- EXERCISE OBJECTIVE: Scan the records below for lines with the word "играть", then state how many you find and nothing else.
━━━━━━━━━━
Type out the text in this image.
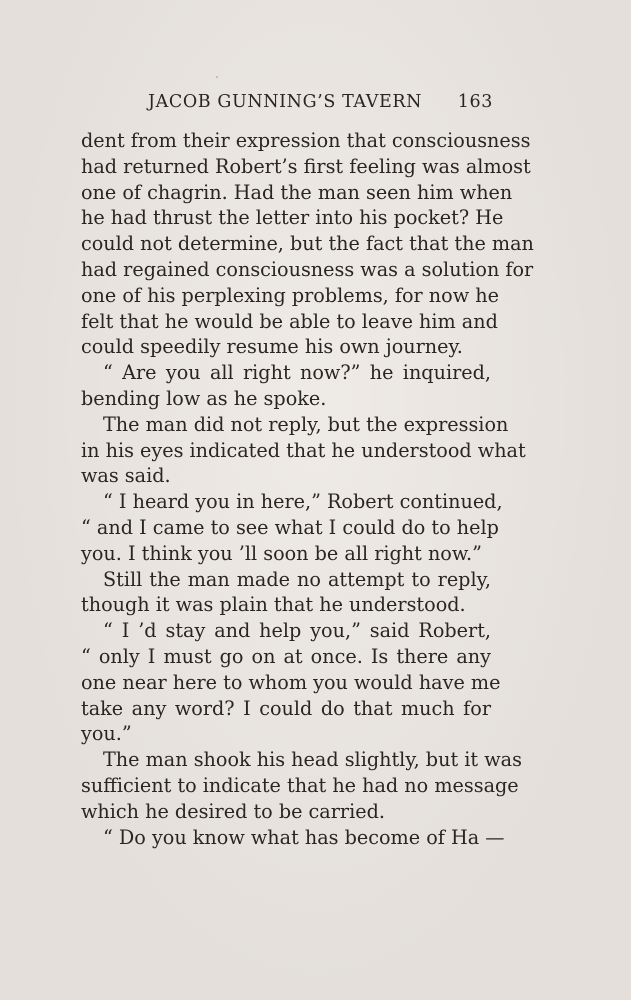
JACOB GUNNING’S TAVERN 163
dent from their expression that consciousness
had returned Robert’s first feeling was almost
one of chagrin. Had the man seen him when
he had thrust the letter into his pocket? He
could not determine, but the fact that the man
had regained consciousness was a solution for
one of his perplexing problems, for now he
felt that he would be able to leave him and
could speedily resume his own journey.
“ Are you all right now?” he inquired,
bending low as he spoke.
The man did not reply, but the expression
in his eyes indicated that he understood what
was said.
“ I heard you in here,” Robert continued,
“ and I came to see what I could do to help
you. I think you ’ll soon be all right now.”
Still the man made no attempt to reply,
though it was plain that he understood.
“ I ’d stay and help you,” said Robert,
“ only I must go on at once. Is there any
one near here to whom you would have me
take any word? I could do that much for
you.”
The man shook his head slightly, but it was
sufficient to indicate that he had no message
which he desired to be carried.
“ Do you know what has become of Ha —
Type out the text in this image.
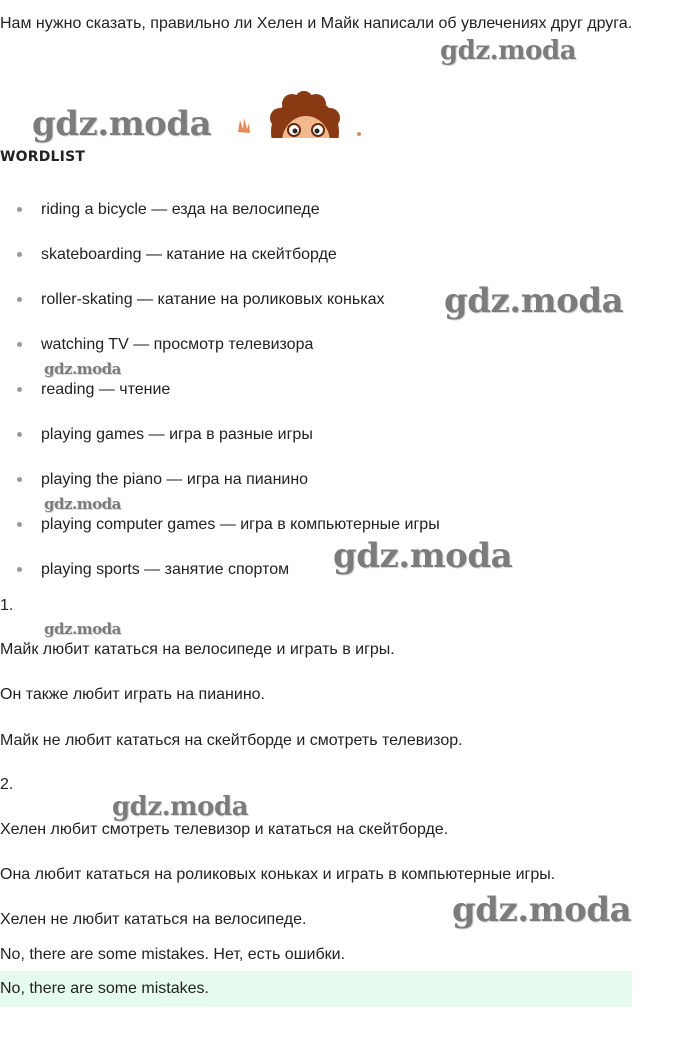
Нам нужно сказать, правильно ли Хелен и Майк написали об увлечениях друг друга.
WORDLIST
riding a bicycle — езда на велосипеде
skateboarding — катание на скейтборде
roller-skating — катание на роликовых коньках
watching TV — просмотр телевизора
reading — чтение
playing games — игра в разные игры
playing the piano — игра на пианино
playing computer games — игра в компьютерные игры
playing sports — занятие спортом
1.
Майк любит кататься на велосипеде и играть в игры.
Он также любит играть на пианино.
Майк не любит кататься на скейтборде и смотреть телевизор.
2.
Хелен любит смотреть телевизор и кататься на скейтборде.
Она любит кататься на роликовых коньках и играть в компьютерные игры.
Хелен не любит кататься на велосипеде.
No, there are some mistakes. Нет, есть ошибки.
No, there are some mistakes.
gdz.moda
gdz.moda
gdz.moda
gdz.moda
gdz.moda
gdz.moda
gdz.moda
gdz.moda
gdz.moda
━━━━━━━━━━
- EXPECTED OUTPUT: 3